→ What you are asked to do: Report each line of the data that has "redox" somewhere in it.

→ Information supplied:

## start

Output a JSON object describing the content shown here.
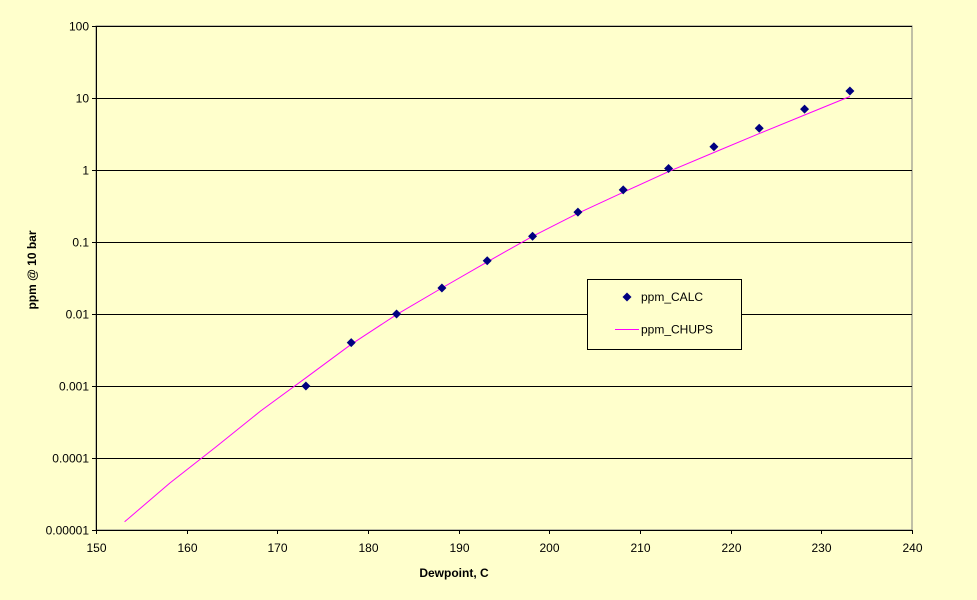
{
  "chart_data": {
    "type": "scatter",
    "title": "",
    "xlabel": "Dewpoint, C",
    "ylabel": "ppm @ 10 bar",
    "xlim": [
      150,
      240
    ],
    "ylim": [
      1e-05,
      100
    ],
    "yscale": "log",
    "x_ticks": [
      150,
      160,
      170,
      180,
      190,
      200,
      210,
      220,
      230,
      240
    ],
    "x_tick_labels": [
      "150",
      "160",
      "170",
      "180",
      "190",
      "200",
      "210",
      "220",
      "230",
      "240"
    ],
    "y_ticks": [
      1e-05,
      0.0001,
      0.001,
      0.01,
      0.1,
      1,
      10,
      100
    ],
    "y_tick_labels": [
      "0.00001",
      "0.0001",
      "0.001",
      "0.01",
      "0.1",
      "1",
      "10",
      "100"
    ],
    "grid": "horizontal-major",
    "legend_position": "center-right",
    "colors": {
      "background": "#FFFFCC",
      "plot_area": "#FFFFCC",
      "markers": "#000080",
      "curve": "#FF00FF",
      "gridlines": "#000000"
    },
    "series": [
      {
        "name": "ppm_CALC",
        "kind": "markers",
        "marker": "diamond",
        "x": [
          173.15,
          178.15,
          183.15,
          188.15,
          193.15,
          198.15,
          203.15,
          208.15,
          213.15,
          218.15,
          223.15,
          228.15,
          233.15
        ],
        "y": [
          0.001,
          0.004,
          0.01,
          0.023,
          0.055,
          0.12,
          0.26,
          0.53,
          1.05,
          2.1,
          3.8,
          7.0,
          12.5
        ]
      },
      {
        "name": "ppm_CHUPS",
        "kind": "line",
        "x": [
          153.15,
          158.15,
          163.15,
          168.15,
          173.15,
          178.15,
          183.15,
          188.15,
          193.15,
          198.15,
          203.15,
          208.15,
          213.15,
          218.15,
          223.15,
          228.15,
          233.15
        ],
        "y": [
          1.3e-05,
          4.5e-05,
          0.00014,
          0.00045,
          0.0013,
          0.0038,
          0.0098,
          0.023,
          0.053,
          0.12,
          0.25,
          0.49,
          0.95,
          1.75,
          3.2,
          5.8,
          10.5
        ]
      }
    ]
  }
}
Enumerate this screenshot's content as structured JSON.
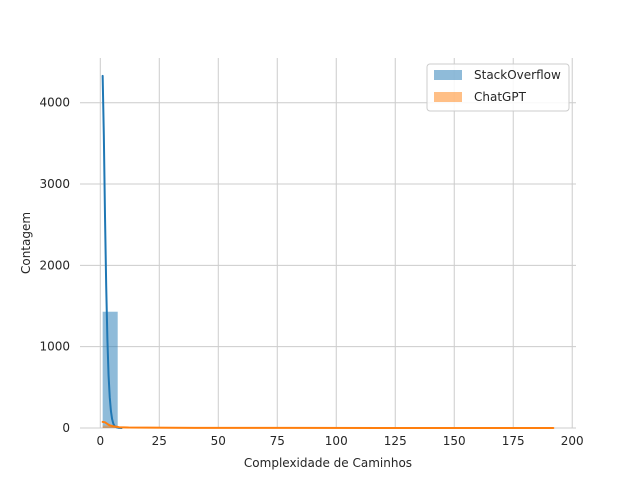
{
  "chart_data": {
    "type": "histogram",
    "xlabel": "Complexidade de Caminhos",
    "ylabel": "Contagem",
    "xlim": [
      -8.6,
      201.6
    ],
    "ylim": [
      0,
      4550
    ],
    "xticks": [
      0,
      25,
      50,
      75,
      100,
      125,
      150,
      175,
      200
    ],
    "yticks": [
      0,
      1000,
      2000,
      3000,
      4000
    ],
    "grid": true,
    "legend_position": "top-right",
    "series": [
      {
        "name": "StackOverflow",
        "color": "#1f77b4",
        "bin_edges": [
          1,
          7.375
        ],
        "counts": [
          1430
        ],
        "kde": [
          [
            1,
            4330
          ],
          [
            1.5,
            3600
          ],
          [
            2,
            2600
          ],
          [
            2.5,
            1750
          ],
          [
            3,
            1100
          ],
          [
            3.5,
            650
          ],
          [
            4,
            380
          ],
          [
            4.5,
            210
          ],
          [
            5,
            110
          ],
          [
            5.5,
            55
          ],
          [
            6,
            25
          ],
          [
            7,
            8
          ],
          [
            8,
            2
          ],
          [
            9,
            0
          ]
        ]
      },
      {
        "name": "ChatGPT",
        "color": "#ff7f0e",
        "bin_edges": [
          1,
          7.375,
          13.75,
          20.125,
          26.5,
          32.875,
          39.25,
          45.625,
          52,
          58.375,
          64.75,
          71.125,
          77.5,
          83.875,
          90.25,
          96.625,
          103,
          109.375,
          115.75,
          122.125,
          128.5,
          134.875,
          141.25,
          147.625,
          154,
          160.375,
          166.75,
          173.125,
          179.5,
          185.875,
          192.25
        ],
        "counts": [
          30,
          12,
          8,
          4,
          3,
          2,
          2,
          1,
          1,
          1,
          1,
          1,
          0,
          0,
          0,
          0,
          0,
          0,
          0,
          0,
          0,
          0,
          0,
          0,
          0,
          0,
          0,
          0,
          0,
          1
        ],
        "kde": [
          [
            1,
            75
          ],
          [
            2,
            70
          ],
          [
            3,
            50
          ],
          [
            4,
            32
          ],
          [
            6,
            18
          ],
          [
            8,
            10
          ],
          [
            12,
            6
          ],
          [
            20,
            4
          ],
          [
            40,
            2
          ],
          [
            80,
            1
          ],
          [
            120,
            0.5
          ],
          [
            192,
            0.5
          ]
        ]
      }
    ]
  }
}
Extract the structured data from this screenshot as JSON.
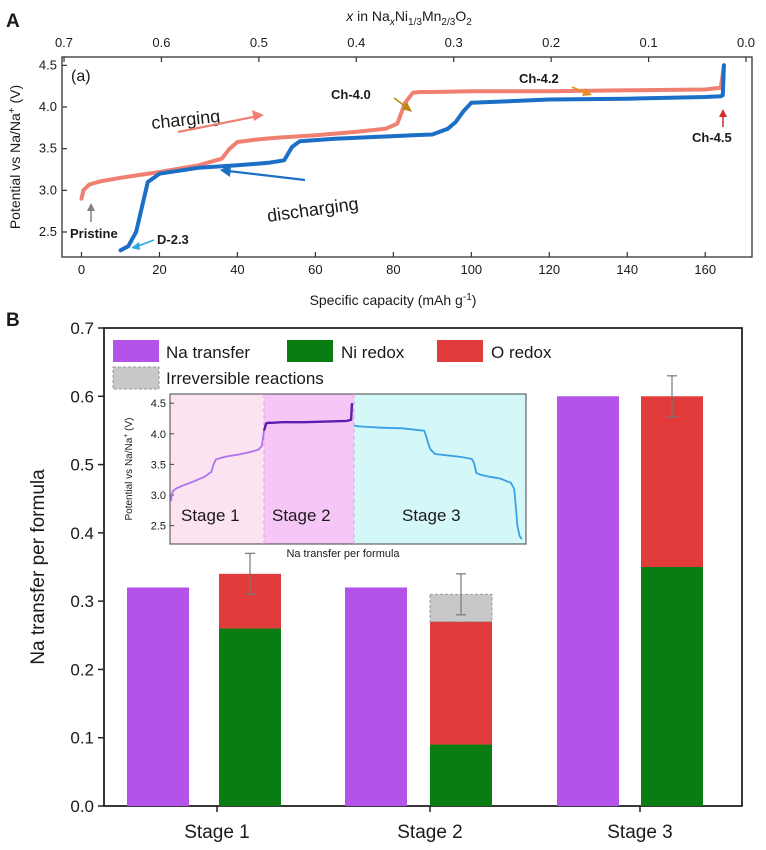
{
  "panel_a": {
    "letter": "A",
    "sub_label": "(a)",
    "top_axis_label": "x in NaxNi1/3Mn2/3O2",
    "top_axis_ticks": [
      "0.7",
      "0.6",
      "0.5",
      "0.4",
      "0.3",
      "0.2",
      "0.1",
      "0.0"
    ],
    "annotations": {
      "charging": "charging",
      "discharging": "discharging",
      "pristine": "Pristine",
      "d23": "D-2.3",
      "ch40": "Ch-4.0",
      "ch42": "Ch-4.2",
      "ch45": "Ch-4.5"
    },
    "colors": {
      "charge": "#f08072",
      "discharge": "#1c6fc7",
      "ch40": "#b8860b",
      "ch42": "#e8901e",
      "ch45": "#d62b2b",
      "d23": "#29a8e0",
      "pristine": "#808080"
    }
  },
  "panel_b": {
    "letter": "B",
    "legend": {
      "na": "Na transfer",
      "ni": "Ni redox",
      "o": "O redox",
      "irr": "Irreversible reactions"
    },
    "colors": {
      "na": "#b353ea",
      "ni": "#0a7d12",
      "o": "#e23b3b",
      "irr": "#c8c8c8"
    },
    "inset": {
      "ylabel": "Potential vs Na/Na+ (V)",
      "xlabel": "Na transfer per formula",
      "yticks": [
        "2.5",
        "3.0",
        "3.5",
        "4.0",
        "4.5"
      ],
      "stages": [
        "Stage 1",
        "Stage 2",
        "Stage 3"
      ],
      "stage_colors": [
        "#fbe3f1",
        "#f6c6f7",
        "#d4f7f7"
      ]
    }
  },
  "chart_data": [
    {
      "type": "line",
      "xlabel": "Specific capacity (mAh g-1)",
      "ylabel": "Potential vs Na/Na+ (V)",
      "xlim": [
        -5,
        172
      ],
      "ylim": [
        2.2,
        4.6
      ],
      "xticks": [
        0,
        20,
        40,
        60,
        80,
        100,
        120,
        140,
        160
      ],
      "yticks": [
        2.5,
        3.0,
        3.5,
        4.0,
        4.5
      ],
      "series": [
        {
          "name": "charging",
          "x": [
            0,
            0.5,
            2,
            5,
            10,
            20,
            30,
            36,
            38,
            40,
            45,
            50,
            60,
            70,
            78,
            81,
            83,
            85,
            87,
            90,
            100,
            120,
            140,
            160,
            164,
            164.8
          ],
          "y": [
            2.9,
            3.0,
            3.07,
            3.11,
            3.15,
            3.22,
            3.3,
            3.38,
            3.5,
            3.58,
            3.61,
            3.63,
            3.66,
            3.7,
            3.74,
            3.8,
            4.05,
            4.17,
            4.18,
            4.18,
            4.19,
            4.19,
            4.2,
            4.21,
            4.23,
            4.5
          ]
        },
        {
          "name": "discharging",
          "x": [
            164.8,
            164.5,
            164,
            160,
            140,
            120,
            100,
            98,
            96,
            94,
            90,
            85,
            75,
            65,
            56,
            54,
            52,
            48,
            40,
            30,
            20,
            17,
            16,
            15,
            14,
            12,
            10
          ],
          "y": [
            4.5,
            4.14,
            4.13,
            4.12,
            4.1,
            4.09,
            4.05,
            3.95,
            3.82,
            3.74,
            3.67,
            3.66,
            3.64,
            3.62,
            3.59,
            3.52,
            3.36,
            3.33,
            3.3,
            3.27,
            3.2,
            3.1,
            2.9,
            2.7,
            2.5,
            2.33,
            2.28
          ]
        }
      ]
    },
    {
      "type": "bar",
      "ylabel": "Na transfer per formula",
      "ylim": [
        0,
        0.7
      ],
      "yticks": [
        0.0,
        0.1,
        0.2,
        0.3,
        0.4,
        0.5,
        0.6,
        0.7
      ],
      "categories": [
        "Stage 1",
        "Stage 2",
        "Stage 3"
      ],
      "series": [
        {
          "name": "Na transfer",
          "values": [
            0.32,
            0.32,
            0.6
          ]
        },
        {
          "name": "Ni redox",
          "values": [
            0.26,
            0.09,
            0.35
          ]
        },
        {
          "name": "O redox",
          "values": [
            0.08,
            0.18,
            0.25
          ]
        },
        {
          "name": "Irreversible reactions",
          "values": [
            0,
            0.04,
            0
          ]
        }
      ],
      "error": [
        0.03,
        0.03,
        0.03
      ]
    }
  ]
}
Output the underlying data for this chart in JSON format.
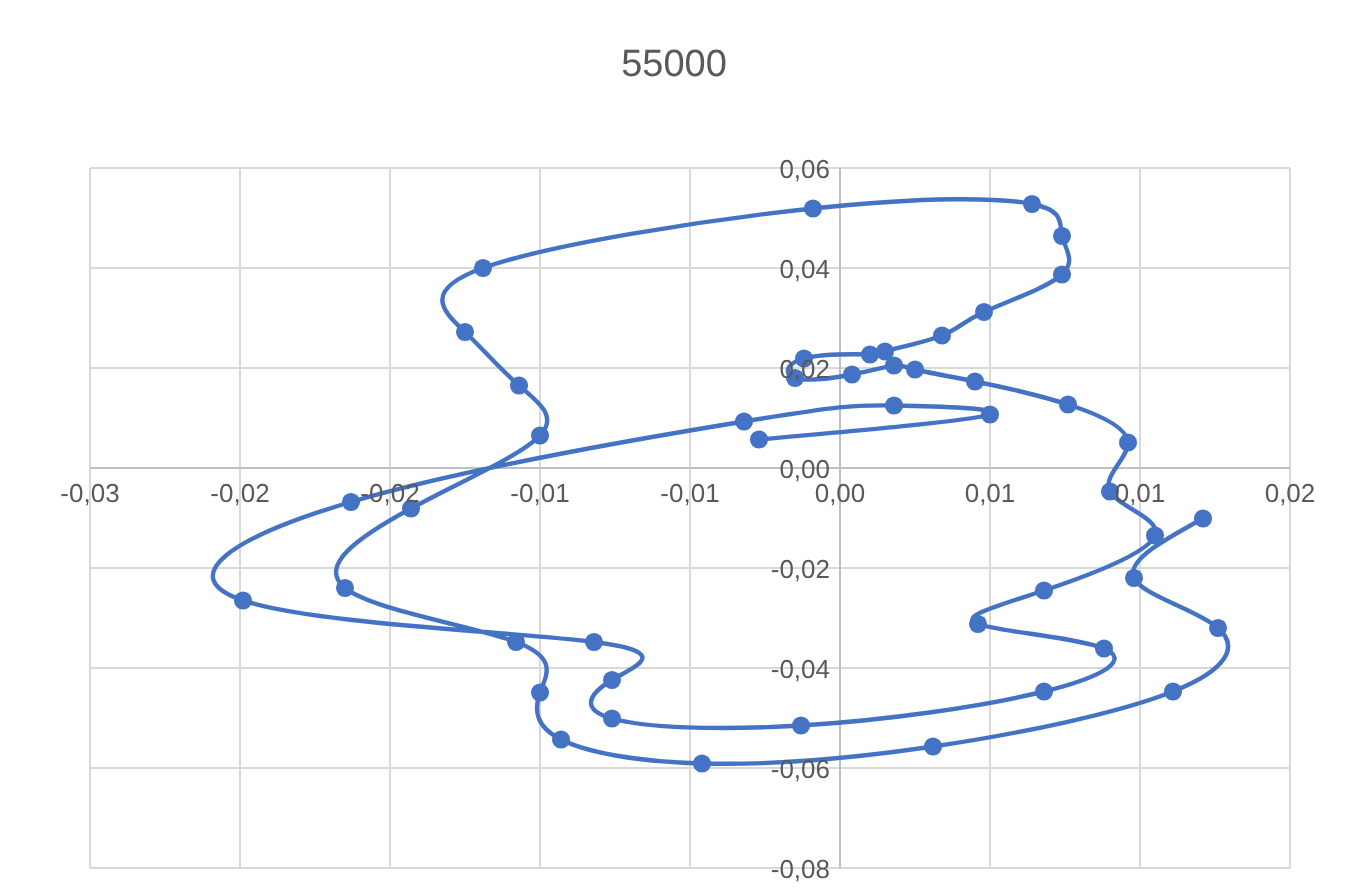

## end

→ Exercise solution:
      "ni": "Ni redox",
      "o": "O redox",
          "name": "Ni redox",
          "name": "O redox",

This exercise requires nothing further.